PROBLEM DESCRIPTION → Lines containing the string "kuasa" are to be collected in full.

RECORDS PROVIDED →

════════════════

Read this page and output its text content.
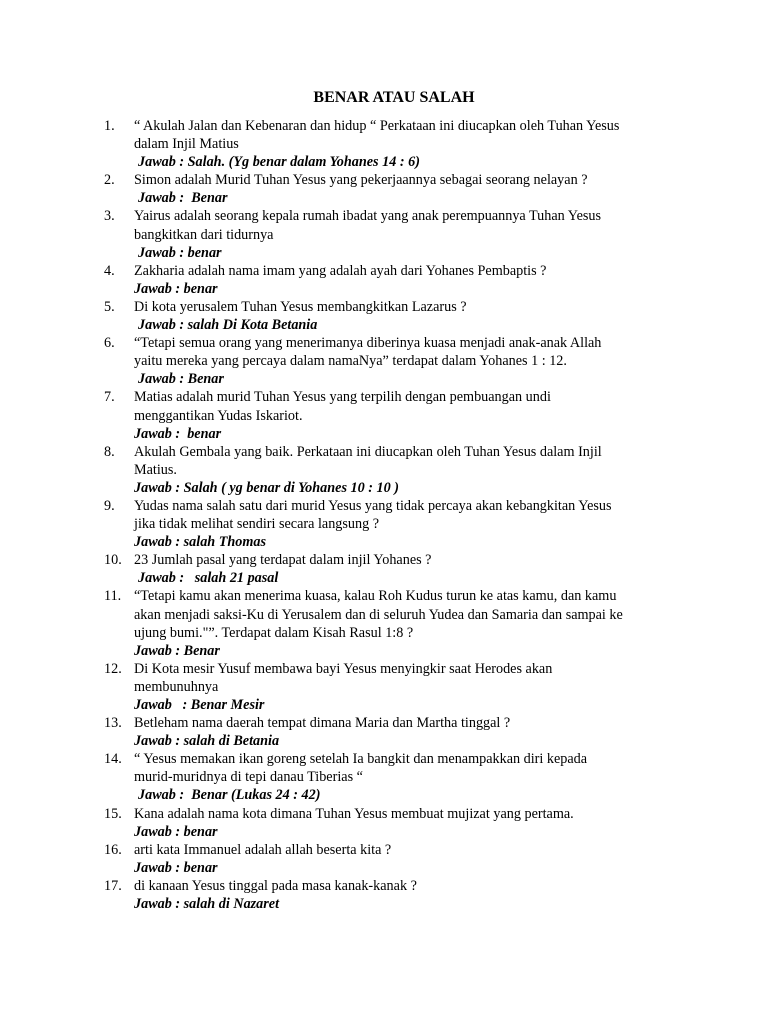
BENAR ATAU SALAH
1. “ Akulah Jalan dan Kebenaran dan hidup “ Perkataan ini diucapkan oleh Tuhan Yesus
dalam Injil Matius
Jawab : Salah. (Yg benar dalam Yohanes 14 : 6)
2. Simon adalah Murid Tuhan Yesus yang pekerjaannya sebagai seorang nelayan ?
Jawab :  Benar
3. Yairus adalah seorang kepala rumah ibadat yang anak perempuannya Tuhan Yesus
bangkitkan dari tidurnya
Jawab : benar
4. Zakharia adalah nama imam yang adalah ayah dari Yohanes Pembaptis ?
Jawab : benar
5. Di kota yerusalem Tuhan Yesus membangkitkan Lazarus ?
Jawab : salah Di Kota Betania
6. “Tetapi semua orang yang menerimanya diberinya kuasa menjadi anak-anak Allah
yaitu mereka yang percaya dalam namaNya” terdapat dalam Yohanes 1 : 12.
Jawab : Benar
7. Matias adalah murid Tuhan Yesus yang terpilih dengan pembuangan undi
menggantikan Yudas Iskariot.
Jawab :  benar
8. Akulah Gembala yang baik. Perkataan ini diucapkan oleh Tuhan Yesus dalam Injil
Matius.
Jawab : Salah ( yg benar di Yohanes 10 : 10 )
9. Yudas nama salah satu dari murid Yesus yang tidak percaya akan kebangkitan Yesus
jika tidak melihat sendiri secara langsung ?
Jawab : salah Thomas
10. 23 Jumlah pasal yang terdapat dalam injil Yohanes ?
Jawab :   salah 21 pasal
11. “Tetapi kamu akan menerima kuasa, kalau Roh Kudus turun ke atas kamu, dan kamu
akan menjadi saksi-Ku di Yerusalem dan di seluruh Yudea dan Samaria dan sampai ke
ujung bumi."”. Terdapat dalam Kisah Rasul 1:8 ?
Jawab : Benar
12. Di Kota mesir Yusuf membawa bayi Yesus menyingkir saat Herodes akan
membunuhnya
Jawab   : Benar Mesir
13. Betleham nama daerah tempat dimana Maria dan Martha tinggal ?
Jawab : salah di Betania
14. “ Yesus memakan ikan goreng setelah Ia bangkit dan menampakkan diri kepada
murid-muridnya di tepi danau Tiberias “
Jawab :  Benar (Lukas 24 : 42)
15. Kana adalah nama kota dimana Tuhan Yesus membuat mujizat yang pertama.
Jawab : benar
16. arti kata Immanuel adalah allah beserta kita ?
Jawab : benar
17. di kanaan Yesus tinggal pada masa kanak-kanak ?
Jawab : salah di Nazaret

════════════════

TASK RESPONSE →
6. “Tetapi semua orang yang menerimanya diberinya kuasa menjadi anak-anak Allah
11. “Tetapi kamu akan menerima kuasa, kalau Roh Kudus turun ke atas kamu, dan kamu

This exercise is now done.